• [ENTRIES SUPPLIED]:
============================================================

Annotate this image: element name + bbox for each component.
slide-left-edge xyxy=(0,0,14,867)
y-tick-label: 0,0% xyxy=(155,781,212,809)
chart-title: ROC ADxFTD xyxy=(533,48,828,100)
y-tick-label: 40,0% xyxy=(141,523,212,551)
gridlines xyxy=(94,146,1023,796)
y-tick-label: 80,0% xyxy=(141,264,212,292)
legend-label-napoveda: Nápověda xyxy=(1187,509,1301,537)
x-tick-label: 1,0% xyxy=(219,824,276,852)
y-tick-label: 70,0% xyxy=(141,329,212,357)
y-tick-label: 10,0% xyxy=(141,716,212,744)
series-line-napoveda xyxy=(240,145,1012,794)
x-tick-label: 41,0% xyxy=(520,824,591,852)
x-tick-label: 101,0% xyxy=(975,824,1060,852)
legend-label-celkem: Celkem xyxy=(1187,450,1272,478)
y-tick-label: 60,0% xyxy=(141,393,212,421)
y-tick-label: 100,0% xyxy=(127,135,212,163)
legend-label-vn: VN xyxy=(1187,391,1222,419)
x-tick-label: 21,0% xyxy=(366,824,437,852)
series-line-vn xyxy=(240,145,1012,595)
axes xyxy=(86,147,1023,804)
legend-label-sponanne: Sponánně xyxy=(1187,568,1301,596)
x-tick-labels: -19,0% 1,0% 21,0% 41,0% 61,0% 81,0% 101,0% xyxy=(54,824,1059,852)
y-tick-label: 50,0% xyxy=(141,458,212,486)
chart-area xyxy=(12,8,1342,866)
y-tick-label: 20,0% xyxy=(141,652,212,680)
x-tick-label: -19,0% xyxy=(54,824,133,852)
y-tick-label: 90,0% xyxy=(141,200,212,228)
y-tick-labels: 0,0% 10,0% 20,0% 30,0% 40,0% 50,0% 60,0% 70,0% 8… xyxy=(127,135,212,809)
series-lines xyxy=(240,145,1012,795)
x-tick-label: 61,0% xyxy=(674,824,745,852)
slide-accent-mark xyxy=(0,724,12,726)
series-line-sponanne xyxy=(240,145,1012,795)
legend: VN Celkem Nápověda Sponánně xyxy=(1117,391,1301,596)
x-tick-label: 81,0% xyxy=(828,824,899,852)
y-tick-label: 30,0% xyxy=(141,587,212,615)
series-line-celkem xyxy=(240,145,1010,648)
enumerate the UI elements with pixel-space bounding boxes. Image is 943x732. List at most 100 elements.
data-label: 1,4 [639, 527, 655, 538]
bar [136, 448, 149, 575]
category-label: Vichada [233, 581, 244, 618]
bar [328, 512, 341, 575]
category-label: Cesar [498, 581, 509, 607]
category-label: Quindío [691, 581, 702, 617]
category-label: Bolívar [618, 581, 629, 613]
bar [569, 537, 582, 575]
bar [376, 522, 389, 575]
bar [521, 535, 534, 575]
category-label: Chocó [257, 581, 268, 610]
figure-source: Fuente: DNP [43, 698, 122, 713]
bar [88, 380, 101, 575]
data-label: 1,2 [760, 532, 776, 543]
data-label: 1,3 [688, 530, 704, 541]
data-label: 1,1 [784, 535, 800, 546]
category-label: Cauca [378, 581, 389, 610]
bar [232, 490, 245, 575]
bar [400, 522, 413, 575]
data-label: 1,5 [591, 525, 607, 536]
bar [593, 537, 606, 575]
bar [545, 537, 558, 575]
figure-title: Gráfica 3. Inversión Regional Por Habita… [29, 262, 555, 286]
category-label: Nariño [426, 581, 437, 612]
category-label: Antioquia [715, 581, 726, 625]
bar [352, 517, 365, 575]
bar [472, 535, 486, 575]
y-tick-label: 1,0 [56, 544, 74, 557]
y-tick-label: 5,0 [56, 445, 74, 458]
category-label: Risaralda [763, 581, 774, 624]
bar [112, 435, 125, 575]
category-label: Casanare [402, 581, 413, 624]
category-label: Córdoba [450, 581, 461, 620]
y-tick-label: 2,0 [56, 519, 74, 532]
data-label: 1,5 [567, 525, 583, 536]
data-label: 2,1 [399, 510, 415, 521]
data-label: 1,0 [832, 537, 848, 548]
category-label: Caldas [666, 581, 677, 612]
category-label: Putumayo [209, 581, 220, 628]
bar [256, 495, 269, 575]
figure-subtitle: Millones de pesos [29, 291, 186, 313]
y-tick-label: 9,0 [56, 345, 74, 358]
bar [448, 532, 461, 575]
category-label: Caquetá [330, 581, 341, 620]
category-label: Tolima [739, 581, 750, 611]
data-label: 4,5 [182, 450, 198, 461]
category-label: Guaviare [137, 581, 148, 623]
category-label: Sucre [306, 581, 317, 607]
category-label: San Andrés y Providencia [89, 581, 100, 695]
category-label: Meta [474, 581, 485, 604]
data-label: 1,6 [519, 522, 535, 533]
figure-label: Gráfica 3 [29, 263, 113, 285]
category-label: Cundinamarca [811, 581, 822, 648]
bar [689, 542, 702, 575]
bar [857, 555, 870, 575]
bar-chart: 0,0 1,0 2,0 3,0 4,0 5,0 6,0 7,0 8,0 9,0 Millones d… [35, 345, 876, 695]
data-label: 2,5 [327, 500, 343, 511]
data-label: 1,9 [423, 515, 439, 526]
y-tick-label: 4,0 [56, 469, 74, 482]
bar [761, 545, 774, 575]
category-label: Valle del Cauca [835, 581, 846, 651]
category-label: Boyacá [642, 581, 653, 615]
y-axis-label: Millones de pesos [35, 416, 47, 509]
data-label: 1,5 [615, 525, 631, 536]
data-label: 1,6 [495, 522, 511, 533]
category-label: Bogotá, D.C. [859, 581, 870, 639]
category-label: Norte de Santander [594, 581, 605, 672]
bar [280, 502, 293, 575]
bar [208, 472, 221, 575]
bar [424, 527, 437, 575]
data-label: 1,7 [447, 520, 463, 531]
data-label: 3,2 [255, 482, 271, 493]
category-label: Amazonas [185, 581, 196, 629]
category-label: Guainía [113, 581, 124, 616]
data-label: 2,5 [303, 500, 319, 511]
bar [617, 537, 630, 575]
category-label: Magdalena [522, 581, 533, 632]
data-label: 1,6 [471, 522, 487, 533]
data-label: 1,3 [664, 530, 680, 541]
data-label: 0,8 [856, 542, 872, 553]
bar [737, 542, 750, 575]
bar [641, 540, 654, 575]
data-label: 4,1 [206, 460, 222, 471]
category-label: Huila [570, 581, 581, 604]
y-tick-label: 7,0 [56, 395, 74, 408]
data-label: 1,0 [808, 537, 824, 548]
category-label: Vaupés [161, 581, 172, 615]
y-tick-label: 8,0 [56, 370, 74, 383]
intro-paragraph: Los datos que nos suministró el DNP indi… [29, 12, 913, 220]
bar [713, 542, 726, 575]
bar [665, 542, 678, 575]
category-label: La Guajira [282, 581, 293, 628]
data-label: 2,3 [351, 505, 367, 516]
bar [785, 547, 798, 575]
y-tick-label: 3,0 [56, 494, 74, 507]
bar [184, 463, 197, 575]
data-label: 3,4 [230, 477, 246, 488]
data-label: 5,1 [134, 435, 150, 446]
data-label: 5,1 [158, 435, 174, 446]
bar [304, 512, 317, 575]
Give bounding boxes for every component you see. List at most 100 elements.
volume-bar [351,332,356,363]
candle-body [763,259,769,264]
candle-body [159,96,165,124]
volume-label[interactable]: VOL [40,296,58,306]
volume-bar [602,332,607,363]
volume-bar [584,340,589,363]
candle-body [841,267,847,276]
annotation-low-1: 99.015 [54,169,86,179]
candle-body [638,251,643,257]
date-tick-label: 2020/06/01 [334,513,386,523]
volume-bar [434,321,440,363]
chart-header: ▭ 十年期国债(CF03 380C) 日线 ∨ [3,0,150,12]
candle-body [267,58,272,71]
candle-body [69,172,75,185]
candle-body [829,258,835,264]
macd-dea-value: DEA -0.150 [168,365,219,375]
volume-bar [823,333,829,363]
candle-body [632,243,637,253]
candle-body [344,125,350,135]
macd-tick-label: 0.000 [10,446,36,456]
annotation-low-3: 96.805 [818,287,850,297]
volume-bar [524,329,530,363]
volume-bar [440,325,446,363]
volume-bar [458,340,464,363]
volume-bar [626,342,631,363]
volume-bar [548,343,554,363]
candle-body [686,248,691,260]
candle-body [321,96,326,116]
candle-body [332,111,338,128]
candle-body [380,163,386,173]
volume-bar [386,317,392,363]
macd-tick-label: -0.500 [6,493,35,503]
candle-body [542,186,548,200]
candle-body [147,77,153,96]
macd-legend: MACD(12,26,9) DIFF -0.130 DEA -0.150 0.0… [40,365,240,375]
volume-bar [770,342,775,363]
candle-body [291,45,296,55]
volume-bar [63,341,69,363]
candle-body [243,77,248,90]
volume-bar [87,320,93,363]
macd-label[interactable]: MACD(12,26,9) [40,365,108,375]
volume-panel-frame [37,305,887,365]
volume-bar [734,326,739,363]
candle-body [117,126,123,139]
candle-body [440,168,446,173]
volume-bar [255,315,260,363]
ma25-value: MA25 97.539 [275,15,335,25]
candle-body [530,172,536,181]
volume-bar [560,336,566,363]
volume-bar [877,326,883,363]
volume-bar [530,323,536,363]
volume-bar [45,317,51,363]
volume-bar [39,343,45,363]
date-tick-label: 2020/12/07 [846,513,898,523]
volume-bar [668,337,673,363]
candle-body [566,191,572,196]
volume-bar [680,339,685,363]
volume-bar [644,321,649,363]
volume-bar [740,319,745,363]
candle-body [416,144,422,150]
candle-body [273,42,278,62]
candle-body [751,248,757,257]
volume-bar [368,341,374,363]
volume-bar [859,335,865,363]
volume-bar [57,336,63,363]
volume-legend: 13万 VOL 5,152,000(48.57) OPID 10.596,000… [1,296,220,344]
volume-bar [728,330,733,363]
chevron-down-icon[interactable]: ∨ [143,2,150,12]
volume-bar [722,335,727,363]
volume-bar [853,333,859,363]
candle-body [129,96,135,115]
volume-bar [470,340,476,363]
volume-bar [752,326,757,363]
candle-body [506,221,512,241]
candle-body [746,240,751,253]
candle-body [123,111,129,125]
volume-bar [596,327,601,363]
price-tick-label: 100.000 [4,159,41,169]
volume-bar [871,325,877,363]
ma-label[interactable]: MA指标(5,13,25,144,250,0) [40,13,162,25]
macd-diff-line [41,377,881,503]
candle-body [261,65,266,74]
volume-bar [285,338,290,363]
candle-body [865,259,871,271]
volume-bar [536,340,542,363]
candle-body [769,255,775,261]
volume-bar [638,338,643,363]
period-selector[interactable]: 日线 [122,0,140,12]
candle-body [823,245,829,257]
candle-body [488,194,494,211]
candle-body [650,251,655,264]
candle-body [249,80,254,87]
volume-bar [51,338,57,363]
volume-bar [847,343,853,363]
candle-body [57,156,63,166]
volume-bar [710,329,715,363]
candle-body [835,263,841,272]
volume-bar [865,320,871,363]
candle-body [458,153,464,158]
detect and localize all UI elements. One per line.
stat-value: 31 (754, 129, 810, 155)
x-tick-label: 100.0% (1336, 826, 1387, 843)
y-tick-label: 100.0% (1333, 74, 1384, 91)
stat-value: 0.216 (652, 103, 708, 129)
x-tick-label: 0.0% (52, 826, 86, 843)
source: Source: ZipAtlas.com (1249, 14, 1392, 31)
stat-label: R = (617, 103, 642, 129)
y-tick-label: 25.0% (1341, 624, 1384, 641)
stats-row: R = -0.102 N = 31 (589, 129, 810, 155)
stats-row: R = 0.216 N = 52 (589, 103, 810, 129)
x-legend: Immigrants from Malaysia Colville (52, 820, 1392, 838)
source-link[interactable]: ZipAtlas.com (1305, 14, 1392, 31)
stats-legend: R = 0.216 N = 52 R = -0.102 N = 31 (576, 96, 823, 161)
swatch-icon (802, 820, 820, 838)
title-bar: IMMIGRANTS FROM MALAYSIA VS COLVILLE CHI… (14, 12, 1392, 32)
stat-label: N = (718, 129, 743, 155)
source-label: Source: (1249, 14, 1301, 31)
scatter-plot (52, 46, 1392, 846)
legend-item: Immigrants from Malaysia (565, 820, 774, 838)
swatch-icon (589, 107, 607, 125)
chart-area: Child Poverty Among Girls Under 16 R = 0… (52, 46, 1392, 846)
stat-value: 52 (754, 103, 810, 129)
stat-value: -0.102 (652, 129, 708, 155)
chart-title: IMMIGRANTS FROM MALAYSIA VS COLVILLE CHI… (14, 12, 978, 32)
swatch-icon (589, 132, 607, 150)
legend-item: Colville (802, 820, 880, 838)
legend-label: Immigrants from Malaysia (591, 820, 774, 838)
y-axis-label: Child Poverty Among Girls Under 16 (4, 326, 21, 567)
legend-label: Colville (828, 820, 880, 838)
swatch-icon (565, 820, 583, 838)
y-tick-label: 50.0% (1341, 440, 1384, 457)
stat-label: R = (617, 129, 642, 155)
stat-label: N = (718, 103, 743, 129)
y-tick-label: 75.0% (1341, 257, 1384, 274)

============================================================

• [TASK REQUIREMENTS]:
Edit the entries from the very beginning through the line containing "x-tick-label: 101,0% xyxy=(975,824,1060,852)" by changing "gridlines" to "grid-lines", and give those lines back with nothing else altered.

• [SOLUTION FOR THIS TASK]:
Annotate this image: element name + bbox for each component.
slide-left-edge xyxy=(0,0,14,867)
y-tick-label: 0,0% xyxy=(155,781,212,809)
chart-title: ROC ADxFTD xyxy=(533,48,828,100)
y-tick-label: 40,0% xyxy=(141,523,212,551)
grid-lines xyxy=(94,146,1023,796)
y-tick-label: 80,0% xyxy=(141,264,212,292)
legend-label-napoveda: Nápověda xyxy=(1187,509,1301,537)
x-tick-label: 1,0% xyxy=(219,824,276,852)
y-tick-label: 70,0% xyxy=(141,329,212,357)
y-tick-label: 10,0% xyxy=(141,716,212,744)
series-line-napoveda xyxy=(240,145,1012,794)
x-tick-label: 41,0% xyxy=(520,824,591,852)
x-tick-label: 101,0% xyxy=(975,824,1060,852)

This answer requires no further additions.